[Start]

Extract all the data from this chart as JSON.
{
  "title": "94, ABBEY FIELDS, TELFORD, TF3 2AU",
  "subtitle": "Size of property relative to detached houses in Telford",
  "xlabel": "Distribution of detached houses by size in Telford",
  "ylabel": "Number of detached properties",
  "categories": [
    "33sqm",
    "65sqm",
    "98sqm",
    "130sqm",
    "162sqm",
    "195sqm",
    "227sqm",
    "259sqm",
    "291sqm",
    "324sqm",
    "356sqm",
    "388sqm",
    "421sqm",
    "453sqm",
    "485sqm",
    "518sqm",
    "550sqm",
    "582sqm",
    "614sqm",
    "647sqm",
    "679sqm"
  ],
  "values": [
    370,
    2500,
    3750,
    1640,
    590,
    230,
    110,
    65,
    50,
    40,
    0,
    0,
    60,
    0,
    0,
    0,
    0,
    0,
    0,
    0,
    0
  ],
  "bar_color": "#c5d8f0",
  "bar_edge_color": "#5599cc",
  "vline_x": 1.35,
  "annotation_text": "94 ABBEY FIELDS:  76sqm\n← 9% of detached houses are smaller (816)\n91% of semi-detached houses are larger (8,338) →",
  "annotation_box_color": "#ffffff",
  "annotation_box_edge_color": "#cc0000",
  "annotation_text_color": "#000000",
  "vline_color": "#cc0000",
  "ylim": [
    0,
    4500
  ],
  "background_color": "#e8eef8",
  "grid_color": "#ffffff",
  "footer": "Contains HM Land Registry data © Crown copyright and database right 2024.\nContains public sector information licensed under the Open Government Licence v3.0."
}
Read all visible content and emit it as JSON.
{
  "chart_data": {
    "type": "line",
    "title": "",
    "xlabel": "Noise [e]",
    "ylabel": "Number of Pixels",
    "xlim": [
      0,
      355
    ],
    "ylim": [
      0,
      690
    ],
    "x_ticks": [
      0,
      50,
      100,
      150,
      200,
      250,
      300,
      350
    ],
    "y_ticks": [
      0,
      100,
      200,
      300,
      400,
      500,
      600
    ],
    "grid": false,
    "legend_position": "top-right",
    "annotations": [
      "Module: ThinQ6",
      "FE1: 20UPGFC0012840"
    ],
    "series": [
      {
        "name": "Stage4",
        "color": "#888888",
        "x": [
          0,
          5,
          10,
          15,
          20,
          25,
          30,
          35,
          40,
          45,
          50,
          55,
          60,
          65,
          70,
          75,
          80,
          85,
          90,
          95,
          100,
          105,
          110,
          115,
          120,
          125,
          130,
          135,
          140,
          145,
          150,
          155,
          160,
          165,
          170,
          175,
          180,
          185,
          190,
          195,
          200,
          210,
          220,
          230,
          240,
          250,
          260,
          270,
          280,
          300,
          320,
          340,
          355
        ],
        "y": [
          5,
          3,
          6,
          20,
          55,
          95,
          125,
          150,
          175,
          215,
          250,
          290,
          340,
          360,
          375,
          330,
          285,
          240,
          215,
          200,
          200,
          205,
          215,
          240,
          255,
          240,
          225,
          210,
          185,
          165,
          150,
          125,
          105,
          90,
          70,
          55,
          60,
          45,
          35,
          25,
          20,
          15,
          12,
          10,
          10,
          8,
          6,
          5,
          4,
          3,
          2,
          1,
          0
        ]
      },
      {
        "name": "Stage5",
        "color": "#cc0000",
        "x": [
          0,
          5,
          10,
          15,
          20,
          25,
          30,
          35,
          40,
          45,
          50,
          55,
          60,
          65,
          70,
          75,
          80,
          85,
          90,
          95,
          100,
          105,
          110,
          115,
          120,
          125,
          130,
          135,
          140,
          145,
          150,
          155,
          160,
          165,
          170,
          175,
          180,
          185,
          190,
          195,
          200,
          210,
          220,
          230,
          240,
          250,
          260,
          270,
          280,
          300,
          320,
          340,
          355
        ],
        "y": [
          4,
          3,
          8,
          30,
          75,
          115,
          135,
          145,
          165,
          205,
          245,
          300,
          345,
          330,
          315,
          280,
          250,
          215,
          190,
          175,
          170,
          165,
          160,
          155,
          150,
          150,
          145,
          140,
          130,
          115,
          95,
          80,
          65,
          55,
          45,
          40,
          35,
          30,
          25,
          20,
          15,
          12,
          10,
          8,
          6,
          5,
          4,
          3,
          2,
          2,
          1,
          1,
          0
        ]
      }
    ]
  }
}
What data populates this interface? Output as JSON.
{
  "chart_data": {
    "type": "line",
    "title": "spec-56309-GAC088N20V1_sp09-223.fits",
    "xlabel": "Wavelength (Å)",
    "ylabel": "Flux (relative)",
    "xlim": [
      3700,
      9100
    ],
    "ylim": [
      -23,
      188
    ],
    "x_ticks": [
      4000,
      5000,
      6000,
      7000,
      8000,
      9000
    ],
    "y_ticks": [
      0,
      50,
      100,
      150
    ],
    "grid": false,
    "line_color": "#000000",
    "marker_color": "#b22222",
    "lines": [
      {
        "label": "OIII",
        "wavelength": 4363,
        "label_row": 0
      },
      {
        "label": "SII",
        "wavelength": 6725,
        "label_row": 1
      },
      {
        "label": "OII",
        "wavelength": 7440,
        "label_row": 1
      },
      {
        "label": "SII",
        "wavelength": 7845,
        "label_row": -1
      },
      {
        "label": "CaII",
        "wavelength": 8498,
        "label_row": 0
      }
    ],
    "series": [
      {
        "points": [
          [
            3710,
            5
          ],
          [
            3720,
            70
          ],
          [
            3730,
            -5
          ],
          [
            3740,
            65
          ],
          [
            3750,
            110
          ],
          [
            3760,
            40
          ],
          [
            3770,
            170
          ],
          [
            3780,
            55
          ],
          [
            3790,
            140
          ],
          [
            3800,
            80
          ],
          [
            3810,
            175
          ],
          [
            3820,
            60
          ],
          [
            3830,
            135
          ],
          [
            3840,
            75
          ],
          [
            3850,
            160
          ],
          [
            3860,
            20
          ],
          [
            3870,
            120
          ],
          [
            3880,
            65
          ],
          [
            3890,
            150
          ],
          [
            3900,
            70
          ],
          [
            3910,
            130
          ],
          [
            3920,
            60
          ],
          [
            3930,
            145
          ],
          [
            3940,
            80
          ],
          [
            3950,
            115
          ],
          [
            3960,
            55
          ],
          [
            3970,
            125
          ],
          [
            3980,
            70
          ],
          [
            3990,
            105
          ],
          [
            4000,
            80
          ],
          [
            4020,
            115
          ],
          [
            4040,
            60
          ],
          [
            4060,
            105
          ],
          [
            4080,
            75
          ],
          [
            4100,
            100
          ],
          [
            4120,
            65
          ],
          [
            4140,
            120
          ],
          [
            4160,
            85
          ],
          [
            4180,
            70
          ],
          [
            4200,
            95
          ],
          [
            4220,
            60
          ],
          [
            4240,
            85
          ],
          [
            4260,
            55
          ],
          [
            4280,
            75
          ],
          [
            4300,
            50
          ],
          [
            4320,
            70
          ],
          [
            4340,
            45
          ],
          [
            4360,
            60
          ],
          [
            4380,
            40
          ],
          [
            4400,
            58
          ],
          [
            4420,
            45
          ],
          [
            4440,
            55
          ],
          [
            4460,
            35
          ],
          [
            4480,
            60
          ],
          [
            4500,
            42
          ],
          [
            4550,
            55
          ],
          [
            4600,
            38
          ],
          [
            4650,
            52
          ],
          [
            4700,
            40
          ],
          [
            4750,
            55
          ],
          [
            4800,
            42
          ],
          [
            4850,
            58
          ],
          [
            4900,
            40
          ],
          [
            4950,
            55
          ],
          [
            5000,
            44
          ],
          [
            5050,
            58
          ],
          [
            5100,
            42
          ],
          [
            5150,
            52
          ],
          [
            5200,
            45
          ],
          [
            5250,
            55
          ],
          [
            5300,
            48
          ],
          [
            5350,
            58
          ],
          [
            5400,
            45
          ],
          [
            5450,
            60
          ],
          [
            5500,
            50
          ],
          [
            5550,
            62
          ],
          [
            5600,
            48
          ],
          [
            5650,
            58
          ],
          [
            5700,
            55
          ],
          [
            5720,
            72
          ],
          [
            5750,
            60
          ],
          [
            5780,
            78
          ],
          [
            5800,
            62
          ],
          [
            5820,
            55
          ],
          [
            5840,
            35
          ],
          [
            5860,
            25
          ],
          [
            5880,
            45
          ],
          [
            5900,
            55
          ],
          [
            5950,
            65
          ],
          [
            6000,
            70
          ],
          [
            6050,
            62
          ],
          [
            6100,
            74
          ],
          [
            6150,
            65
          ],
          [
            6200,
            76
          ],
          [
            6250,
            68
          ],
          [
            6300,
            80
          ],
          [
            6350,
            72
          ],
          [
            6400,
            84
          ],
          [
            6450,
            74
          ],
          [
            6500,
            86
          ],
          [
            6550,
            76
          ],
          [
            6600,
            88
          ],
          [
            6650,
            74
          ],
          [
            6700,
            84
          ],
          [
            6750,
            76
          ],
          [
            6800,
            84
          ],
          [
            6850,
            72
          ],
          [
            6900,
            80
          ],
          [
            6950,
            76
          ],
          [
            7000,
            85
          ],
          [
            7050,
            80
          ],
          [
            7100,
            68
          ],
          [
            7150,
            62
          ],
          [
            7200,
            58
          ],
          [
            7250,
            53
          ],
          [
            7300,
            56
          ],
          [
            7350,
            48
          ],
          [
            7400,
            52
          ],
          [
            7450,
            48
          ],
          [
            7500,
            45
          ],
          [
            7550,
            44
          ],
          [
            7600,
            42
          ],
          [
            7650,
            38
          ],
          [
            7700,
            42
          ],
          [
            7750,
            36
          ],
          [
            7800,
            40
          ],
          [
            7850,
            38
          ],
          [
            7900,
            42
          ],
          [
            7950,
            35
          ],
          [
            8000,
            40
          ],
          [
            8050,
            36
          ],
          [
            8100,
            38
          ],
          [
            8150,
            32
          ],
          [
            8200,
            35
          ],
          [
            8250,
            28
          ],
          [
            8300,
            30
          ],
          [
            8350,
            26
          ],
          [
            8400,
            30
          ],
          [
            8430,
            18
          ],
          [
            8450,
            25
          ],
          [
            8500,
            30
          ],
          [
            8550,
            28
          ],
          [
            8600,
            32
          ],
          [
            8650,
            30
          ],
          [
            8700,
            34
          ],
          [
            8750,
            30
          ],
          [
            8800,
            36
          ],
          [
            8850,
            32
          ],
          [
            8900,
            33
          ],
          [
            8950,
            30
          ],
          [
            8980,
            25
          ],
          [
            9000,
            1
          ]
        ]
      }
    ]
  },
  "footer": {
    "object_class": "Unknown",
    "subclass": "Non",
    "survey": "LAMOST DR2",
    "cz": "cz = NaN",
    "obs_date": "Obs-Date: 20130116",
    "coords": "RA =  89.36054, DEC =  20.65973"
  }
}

[End]

Every line above that contains the word "JSON" should be reported.

ANSWER TO THE PROBLEM:
Extract all the data from this chart as JSON.
Read all visible content and emit it as JSON.
What data populates this interface? Output as JSON.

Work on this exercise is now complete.